To do:
In the data that follows, count each line holding the string "остаются"; answer with the number only.

[Data records]
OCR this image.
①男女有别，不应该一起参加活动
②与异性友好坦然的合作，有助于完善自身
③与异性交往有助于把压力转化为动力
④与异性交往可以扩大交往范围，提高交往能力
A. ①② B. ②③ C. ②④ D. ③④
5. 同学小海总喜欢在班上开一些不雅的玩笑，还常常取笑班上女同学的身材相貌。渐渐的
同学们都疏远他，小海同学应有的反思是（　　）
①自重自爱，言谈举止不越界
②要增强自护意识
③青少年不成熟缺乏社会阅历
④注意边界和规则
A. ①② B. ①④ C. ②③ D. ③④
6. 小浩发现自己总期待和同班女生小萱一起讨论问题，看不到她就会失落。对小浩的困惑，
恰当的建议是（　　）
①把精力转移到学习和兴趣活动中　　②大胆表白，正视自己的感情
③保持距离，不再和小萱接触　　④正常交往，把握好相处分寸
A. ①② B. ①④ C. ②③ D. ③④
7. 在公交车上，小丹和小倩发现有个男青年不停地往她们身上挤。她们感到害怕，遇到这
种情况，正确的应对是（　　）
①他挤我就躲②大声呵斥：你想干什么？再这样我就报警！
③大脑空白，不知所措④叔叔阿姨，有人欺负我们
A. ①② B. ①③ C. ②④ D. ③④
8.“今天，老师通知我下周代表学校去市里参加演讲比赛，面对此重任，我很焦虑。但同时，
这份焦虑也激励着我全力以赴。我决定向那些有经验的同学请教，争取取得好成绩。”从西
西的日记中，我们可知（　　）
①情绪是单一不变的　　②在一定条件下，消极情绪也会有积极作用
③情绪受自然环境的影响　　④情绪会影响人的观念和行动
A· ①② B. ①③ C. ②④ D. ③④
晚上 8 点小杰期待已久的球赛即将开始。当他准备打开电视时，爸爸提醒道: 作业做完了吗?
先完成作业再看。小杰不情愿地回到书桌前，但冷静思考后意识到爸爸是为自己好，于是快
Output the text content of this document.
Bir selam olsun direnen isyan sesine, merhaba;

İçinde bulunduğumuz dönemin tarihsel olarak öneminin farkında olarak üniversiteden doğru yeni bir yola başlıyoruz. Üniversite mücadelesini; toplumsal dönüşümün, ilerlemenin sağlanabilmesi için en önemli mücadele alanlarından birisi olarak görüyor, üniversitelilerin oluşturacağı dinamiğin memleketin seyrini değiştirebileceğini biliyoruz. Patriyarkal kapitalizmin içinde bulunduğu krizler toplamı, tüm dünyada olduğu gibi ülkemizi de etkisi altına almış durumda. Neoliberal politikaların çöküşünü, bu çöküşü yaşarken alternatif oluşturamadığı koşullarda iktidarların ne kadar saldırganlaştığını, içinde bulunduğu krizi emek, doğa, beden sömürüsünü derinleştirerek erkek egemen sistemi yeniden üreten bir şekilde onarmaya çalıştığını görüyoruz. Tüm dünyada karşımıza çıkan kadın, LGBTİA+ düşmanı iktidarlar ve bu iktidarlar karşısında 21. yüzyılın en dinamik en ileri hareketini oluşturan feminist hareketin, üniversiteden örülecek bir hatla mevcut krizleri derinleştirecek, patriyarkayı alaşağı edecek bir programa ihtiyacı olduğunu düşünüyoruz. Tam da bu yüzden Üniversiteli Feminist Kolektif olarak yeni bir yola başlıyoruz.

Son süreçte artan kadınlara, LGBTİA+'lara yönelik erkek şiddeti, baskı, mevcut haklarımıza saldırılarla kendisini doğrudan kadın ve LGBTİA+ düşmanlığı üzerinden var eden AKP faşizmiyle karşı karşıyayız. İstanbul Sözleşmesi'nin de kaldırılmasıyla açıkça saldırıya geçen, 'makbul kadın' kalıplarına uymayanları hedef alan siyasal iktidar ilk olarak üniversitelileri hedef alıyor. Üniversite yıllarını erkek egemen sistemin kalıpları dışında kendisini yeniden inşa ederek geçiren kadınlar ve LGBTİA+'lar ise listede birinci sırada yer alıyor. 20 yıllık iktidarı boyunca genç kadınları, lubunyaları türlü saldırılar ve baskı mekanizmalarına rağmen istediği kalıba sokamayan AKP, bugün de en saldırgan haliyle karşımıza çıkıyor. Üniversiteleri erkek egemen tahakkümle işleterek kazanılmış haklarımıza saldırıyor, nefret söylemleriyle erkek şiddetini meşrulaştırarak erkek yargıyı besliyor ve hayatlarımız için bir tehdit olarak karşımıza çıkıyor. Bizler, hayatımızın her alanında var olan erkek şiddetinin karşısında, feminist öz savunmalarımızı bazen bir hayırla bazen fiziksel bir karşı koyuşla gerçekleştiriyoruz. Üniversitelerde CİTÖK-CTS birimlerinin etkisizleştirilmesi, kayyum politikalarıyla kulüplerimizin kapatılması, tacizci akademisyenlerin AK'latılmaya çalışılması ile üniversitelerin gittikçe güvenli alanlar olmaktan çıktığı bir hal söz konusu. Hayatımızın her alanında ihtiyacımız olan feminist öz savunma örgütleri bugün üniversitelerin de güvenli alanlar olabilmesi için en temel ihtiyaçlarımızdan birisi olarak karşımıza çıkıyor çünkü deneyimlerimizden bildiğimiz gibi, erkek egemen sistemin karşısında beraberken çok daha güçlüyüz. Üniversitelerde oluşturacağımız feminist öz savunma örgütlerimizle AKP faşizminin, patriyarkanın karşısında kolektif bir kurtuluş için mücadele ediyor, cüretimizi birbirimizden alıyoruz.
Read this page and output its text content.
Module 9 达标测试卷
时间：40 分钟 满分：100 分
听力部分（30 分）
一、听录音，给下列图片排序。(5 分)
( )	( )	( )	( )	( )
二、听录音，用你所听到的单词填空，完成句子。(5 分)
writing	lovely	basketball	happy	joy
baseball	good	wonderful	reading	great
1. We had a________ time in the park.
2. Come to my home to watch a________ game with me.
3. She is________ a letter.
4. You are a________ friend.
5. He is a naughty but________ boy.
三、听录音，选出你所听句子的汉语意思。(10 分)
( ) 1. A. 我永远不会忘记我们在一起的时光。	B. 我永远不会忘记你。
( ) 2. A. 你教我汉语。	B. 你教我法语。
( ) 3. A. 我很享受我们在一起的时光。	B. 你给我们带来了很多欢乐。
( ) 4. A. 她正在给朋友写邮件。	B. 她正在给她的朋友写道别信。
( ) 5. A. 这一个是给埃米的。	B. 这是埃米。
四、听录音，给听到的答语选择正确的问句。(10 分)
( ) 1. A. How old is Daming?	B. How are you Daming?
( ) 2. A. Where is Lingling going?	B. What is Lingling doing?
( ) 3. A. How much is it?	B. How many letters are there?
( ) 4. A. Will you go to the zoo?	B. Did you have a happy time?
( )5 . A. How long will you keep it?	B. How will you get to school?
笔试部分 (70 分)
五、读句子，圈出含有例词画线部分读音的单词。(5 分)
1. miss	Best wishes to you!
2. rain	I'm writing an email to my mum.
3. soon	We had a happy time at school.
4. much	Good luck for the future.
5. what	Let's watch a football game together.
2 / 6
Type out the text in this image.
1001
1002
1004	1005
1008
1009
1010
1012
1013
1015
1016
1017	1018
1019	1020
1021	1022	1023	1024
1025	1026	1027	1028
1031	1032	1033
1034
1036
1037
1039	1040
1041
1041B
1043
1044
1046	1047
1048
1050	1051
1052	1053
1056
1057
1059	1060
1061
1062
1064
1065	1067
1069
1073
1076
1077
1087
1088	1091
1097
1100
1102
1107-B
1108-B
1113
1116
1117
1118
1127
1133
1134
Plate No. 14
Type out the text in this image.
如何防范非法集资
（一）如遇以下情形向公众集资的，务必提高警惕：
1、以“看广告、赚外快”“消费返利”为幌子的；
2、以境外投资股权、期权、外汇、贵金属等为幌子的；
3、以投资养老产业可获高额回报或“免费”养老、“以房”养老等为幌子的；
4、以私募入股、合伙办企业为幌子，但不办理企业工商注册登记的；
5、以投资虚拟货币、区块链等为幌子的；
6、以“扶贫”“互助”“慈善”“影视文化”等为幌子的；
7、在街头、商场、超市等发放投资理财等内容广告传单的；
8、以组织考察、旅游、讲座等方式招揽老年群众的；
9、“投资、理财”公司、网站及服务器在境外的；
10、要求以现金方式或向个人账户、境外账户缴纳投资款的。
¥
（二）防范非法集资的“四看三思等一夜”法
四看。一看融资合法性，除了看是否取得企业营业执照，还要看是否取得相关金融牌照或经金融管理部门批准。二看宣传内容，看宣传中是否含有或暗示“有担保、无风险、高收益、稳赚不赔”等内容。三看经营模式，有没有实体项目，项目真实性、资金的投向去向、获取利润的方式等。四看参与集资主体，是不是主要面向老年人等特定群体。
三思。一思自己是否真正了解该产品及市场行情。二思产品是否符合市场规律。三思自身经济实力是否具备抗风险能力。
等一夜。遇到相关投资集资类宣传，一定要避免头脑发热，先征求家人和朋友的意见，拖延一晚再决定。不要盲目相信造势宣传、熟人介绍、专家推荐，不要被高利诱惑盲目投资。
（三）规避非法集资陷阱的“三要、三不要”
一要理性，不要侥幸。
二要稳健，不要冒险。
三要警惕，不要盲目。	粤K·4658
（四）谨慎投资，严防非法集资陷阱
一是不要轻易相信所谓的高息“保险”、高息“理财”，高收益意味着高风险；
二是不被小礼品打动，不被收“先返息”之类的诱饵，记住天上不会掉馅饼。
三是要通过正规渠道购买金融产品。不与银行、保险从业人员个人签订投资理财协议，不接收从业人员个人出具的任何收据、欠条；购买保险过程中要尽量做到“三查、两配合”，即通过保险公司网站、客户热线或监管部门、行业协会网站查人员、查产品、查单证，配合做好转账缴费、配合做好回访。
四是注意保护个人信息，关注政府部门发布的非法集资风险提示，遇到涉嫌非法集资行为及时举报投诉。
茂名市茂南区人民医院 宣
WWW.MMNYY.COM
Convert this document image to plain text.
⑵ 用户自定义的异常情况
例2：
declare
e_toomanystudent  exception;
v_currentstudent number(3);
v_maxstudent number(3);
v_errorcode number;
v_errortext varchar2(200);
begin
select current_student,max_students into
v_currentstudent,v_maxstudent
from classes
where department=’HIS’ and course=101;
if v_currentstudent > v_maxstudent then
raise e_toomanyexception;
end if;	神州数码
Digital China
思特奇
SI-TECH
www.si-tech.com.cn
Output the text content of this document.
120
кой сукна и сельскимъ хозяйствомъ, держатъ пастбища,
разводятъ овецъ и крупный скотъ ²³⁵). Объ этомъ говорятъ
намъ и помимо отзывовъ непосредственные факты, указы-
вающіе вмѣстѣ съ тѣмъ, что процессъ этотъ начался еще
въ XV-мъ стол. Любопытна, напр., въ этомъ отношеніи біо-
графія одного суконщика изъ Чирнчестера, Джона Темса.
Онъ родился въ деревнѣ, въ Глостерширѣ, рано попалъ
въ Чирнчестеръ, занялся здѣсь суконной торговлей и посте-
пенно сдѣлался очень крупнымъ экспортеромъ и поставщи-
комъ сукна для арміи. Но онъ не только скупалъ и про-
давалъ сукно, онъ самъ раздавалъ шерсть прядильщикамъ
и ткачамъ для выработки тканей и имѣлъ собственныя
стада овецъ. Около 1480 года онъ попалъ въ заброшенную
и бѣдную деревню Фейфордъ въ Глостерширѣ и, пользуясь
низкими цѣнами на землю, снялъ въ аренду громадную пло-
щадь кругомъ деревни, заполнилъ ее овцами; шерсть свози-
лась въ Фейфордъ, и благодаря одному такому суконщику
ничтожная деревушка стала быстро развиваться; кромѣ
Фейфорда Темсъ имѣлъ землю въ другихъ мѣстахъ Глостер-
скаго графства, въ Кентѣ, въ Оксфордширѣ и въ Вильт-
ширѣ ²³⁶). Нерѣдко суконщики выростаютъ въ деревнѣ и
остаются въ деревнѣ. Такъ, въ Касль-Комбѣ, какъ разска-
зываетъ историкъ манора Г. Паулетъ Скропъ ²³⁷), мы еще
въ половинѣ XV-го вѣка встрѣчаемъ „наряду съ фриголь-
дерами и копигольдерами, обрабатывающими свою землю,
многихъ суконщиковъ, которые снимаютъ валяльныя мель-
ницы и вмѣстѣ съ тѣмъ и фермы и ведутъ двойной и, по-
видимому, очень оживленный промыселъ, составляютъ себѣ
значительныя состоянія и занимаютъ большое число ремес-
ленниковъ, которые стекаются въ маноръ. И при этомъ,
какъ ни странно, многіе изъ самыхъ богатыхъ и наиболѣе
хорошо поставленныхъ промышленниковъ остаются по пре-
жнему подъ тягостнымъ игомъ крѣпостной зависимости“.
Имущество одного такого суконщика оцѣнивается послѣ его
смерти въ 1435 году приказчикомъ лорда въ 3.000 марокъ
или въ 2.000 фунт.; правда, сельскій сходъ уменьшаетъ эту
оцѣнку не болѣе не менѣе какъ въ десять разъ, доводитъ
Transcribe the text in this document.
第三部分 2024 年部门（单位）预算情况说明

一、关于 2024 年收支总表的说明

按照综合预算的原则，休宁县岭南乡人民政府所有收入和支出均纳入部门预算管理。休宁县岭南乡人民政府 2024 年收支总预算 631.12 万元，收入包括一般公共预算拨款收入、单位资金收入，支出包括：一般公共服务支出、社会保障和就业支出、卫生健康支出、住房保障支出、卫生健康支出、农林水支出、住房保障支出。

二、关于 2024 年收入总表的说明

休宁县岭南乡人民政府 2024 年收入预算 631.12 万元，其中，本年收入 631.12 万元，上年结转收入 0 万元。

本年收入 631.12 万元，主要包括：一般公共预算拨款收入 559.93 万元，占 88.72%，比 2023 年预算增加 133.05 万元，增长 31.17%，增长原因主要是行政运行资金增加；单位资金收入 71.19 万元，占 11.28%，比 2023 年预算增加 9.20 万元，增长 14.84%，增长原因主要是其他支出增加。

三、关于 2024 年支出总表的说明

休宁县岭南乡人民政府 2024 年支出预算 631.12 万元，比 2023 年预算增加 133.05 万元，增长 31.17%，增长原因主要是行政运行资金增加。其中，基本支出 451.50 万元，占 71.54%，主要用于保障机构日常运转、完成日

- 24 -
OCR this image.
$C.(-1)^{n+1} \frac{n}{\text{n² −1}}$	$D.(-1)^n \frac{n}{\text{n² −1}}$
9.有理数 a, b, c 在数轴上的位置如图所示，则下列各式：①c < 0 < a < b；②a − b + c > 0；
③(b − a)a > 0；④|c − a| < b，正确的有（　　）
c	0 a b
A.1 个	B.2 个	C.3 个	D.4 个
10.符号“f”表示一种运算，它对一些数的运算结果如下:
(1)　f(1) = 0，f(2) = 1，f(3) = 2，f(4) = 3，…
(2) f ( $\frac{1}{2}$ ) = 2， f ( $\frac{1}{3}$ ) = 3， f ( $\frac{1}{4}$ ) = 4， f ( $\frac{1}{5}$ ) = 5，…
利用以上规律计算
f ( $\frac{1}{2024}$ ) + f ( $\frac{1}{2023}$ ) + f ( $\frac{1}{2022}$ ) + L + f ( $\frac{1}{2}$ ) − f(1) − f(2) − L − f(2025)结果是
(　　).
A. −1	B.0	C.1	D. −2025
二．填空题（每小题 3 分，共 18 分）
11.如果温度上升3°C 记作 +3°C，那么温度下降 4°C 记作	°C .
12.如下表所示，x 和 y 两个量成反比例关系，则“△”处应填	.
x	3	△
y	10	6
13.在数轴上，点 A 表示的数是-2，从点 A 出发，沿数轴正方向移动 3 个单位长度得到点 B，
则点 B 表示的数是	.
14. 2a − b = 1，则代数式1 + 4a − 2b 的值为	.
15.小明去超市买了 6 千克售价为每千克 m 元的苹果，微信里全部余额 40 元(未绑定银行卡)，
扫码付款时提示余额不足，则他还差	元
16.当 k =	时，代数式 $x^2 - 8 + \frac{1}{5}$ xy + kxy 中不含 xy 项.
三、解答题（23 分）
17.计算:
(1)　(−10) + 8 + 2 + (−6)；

Result for this exercise:
2